◆ **Task requirements**:
Leave out every picture, then transcribe the rest of the listing exactly.
□ □ □ □
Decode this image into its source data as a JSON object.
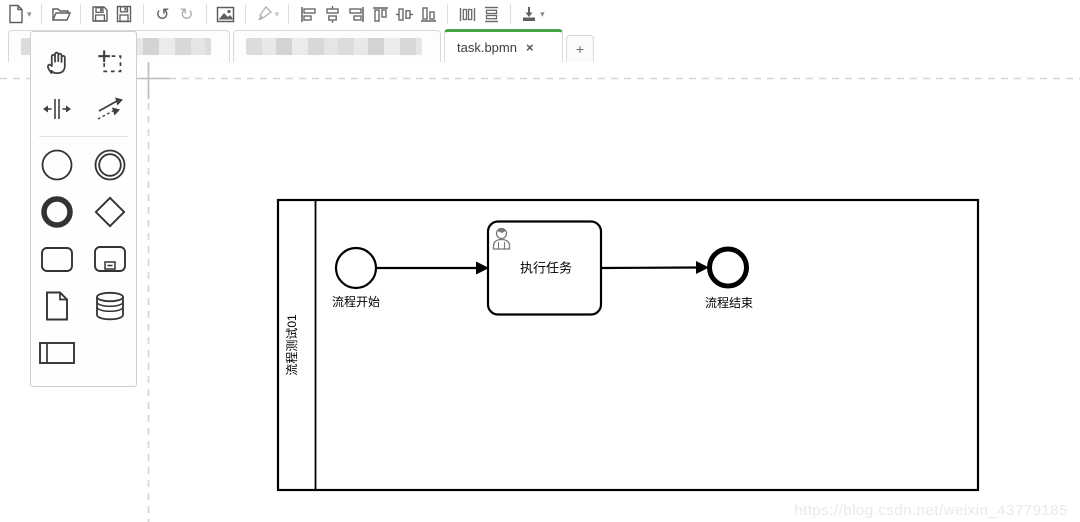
{
  "toolbar": {
    "caret_glyph": "▾",
    "undo_glyph": "↺",
    "redo_glyph": "↻",
    "items": [
      "new-file",
      "open-file",
      "save",
      "save-as",
      "undo",
      "redo",
      "export-image",
      "format-painter",
      "align-left",
      "align-vertical-center",
      "align-right",
      "align-top",
      "align-horizontal-center",
      "align-bottom",
      "distribute-horizontal",
      "distribute-vertical",
      "deploy-download"
    ]
  },
  "tabs": {
    "redacted": [
      {
        "label": ""
      },
      {
        "label": ""
      }
    ],
    "active": {
      "label": "task.bpmn",
      "close_glyph": "×"
    },
    "new_tab_label": "+"
  },
  "canvas": {
    "origin_label": "(0, 0)"
  },
  "palette": {
    "items": [
      "hand-tool",
      "lasso-tool",
      "space-tool",
      "global-connect-tool",
      "start-event",
      "intermediate-event",
      "end-event",
      "gateway",
      "task",
      "sub-process",
      "data-object",
      "data-store",
      "participant-pool"
    ]
  },
  "diagram": {
    "pool_label": "流程测试01",
    "start_label": "流程开始",
    "task_label": "执行任务",
    "end_label": "流程结束"
  },
  "watermark": {
    "text": "https://blog.csdn.net/weixin_43779185"
  },
  "colors": {
    "accent_green": "#46a546",
    "toolbar_icon": "#5f5f5f",
    "guide_gray": "#d6d6d6",
    "watermark_gray": "#e9e9e9"
  }
}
□ □ □ □
◆ **Solution to the exercise**:
Decode this image into its source data as a JSON object.
{
  "toolbar": {
    "caret_glyph": "▾",
    "undo_glyph": "↺",
    "redo_glyph": "↻",
    "items": [
      "new-file",
      "open-file",
      "save",
      "save-as",
      "undo",
      "redo",
      "export-image",
      "format-painter",
      "align-left",
      "align-vertical-center",
      "align-right",
      "align-top",
      "align-horizontal-center",
      "align-bottom",
      "distribute-horizontal",
      "distribute-vertical",
      "deploy-download"
    ]
  },
  "tabs": {
    "redacted": [
      {
        "label": ""
      },
      {
        "label": ""
      }
    ],
    "active": {
      "label": "task.bpmn",
      "close_glyph": "×"
    },
    "new_tab_label": "+"
  },
  "canvas": {
    "origin_label": "(0, 0)"
  },
  "palette": {
    "items": [
      "hand-tool",
      "lasso-tool",
      "space-tool",
      "global-connect-tool",
      "start-event",
      "intermediate-event",
      "end-event",
      "gateway",
      "task",
      "sub-process",
      "data-object",
      "data-store",
      "participant-pool"
    ]
  },
  "diagram": {
    "pool_label": "流程测试01",
    "start_label": "流程开始",
    "task_label": "执行任务",
    "end_label": "流程结束"
  },
  "watermark": {
    "text": "https://blog.csdn.net/weixin_43779185"
  },
  "colors": {
    "accent_green": "#46a546",
    "toolbar_icon": "#5f5f5f",
    "guide_gray": "#d6d6d6",
    "watermark_gray": "#e9e9e9"
  }
}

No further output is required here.